(Records)

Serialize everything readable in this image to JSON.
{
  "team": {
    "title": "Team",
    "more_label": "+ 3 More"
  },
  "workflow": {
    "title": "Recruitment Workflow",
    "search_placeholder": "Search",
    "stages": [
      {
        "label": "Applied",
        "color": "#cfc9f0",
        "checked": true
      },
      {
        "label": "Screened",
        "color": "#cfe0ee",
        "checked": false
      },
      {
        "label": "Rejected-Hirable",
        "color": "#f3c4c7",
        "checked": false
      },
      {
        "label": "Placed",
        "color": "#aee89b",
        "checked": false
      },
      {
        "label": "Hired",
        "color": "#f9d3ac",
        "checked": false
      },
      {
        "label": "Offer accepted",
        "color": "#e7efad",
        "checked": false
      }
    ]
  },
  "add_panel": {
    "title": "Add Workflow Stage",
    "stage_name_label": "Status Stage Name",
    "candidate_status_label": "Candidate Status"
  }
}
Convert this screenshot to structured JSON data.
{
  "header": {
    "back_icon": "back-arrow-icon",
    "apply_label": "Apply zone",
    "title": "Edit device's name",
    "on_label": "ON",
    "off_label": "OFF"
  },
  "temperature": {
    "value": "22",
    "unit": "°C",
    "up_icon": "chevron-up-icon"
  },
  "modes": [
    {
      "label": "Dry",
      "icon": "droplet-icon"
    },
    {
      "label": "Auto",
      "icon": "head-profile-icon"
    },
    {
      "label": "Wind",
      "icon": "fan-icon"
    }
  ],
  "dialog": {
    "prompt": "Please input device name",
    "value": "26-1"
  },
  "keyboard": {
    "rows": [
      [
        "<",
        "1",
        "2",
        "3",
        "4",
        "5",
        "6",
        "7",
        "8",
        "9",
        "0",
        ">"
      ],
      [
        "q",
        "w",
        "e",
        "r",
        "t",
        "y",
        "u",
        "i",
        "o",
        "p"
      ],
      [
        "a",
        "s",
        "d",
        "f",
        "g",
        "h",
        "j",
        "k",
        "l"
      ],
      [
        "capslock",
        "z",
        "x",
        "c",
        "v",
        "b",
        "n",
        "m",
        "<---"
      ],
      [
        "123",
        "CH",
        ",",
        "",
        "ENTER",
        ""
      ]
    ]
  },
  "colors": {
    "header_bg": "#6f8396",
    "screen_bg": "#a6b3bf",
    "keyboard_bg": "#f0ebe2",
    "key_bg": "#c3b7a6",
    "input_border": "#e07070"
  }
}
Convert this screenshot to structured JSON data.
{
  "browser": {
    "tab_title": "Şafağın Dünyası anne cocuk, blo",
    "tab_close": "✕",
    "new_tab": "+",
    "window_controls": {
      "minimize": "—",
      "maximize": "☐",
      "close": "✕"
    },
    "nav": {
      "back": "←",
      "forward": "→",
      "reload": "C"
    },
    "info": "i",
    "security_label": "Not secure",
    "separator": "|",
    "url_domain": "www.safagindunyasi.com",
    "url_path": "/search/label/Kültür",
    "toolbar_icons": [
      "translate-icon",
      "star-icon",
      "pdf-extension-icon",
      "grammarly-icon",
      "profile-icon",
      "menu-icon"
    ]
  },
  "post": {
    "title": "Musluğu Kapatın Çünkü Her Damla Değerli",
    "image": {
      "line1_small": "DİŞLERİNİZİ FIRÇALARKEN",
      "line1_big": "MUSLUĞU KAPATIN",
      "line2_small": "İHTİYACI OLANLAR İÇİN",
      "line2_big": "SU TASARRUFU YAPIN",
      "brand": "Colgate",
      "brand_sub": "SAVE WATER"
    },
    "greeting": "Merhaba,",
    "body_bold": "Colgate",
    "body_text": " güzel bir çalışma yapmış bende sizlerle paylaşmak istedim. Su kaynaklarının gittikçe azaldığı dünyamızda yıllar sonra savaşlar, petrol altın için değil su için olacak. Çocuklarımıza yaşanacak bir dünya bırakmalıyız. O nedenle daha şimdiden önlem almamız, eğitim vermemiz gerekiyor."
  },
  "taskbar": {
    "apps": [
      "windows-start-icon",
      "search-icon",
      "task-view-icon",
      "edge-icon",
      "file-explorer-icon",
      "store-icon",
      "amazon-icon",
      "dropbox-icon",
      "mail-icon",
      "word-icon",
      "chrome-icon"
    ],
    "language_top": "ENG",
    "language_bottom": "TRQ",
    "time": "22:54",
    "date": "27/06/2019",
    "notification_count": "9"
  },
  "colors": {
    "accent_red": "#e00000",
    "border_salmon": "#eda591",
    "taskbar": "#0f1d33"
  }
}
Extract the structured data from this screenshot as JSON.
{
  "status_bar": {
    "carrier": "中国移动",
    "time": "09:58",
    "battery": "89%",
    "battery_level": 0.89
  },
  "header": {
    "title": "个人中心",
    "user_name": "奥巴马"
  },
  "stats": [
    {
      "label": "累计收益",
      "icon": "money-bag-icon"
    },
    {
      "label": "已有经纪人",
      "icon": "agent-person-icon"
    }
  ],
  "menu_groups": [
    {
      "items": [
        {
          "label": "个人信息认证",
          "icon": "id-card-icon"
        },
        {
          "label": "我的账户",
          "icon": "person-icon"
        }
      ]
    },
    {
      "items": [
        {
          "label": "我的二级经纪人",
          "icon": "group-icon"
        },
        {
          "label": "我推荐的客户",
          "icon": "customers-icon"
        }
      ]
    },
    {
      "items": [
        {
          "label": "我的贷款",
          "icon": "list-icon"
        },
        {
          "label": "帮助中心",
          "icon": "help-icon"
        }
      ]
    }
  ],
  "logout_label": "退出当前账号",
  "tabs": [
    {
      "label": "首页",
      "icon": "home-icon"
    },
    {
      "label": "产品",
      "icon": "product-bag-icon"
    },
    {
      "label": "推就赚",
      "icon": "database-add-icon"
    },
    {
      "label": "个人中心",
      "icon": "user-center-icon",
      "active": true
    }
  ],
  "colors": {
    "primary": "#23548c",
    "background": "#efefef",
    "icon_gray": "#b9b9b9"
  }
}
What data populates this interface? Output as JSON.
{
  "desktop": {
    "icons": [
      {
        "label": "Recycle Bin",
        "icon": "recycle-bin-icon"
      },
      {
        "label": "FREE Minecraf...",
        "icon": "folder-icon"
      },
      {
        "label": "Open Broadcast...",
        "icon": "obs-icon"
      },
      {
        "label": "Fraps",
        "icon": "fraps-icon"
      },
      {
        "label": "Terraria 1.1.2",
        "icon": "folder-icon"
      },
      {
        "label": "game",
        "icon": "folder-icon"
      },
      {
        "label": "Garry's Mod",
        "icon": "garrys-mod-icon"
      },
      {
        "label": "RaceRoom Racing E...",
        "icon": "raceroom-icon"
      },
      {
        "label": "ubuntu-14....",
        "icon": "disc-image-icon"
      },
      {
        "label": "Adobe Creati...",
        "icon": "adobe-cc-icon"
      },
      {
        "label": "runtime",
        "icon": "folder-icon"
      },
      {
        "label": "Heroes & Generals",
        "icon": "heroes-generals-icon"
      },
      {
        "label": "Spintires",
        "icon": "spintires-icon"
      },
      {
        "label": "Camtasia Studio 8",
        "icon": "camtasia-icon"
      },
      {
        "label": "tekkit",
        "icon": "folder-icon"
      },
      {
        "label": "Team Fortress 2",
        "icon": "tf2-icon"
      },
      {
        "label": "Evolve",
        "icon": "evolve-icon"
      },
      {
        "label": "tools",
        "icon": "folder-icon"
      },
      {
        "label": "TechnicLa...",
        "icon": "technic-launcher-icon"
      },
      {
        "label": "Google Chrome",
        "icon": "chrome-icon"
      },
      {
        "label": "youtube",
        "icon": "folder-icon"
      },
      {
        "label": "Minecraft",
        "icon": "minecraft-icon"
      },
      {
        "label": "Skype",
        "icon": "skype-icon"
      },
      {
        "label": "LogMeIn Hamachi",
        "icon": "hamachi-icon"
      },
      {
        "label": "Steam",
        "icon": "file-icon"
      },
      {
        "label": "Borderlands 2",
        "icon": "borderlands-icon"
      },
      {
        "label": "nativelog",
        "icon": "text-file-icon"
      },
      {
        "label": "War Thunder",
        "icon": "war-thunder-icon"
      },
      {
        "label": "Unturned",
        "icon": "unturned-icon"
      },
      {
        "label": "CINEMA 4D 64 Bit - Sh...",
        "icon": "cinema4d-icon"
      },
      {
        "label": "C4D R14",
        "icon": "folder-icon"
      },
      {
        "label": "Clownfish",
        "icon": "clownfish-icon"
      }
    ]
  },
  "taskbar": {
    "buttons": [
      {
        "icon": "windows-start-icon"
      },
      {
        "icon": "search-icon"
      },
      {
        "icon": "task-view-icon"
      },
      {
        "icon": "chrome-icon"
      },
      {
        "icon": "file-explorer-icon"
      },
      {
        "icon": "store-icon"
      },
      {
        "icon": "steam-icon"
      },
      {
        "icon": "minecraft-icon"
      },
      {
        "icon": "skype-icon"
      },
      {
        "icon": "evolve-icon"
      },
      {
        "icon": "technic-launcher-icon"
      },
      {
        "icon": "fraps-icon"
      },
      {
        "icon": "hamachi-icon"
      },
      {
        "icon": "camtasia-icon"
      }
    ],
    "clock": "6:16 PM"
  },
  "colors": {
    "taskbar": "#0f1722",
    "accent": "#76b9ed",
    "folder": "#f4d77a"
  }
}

**Task objective**
Collect every line with the string "image" from the records, and copy each.

**Solution**
Serialize everything readable in this image to JSON.
    "image": {
        "icon": "disc-image-icon"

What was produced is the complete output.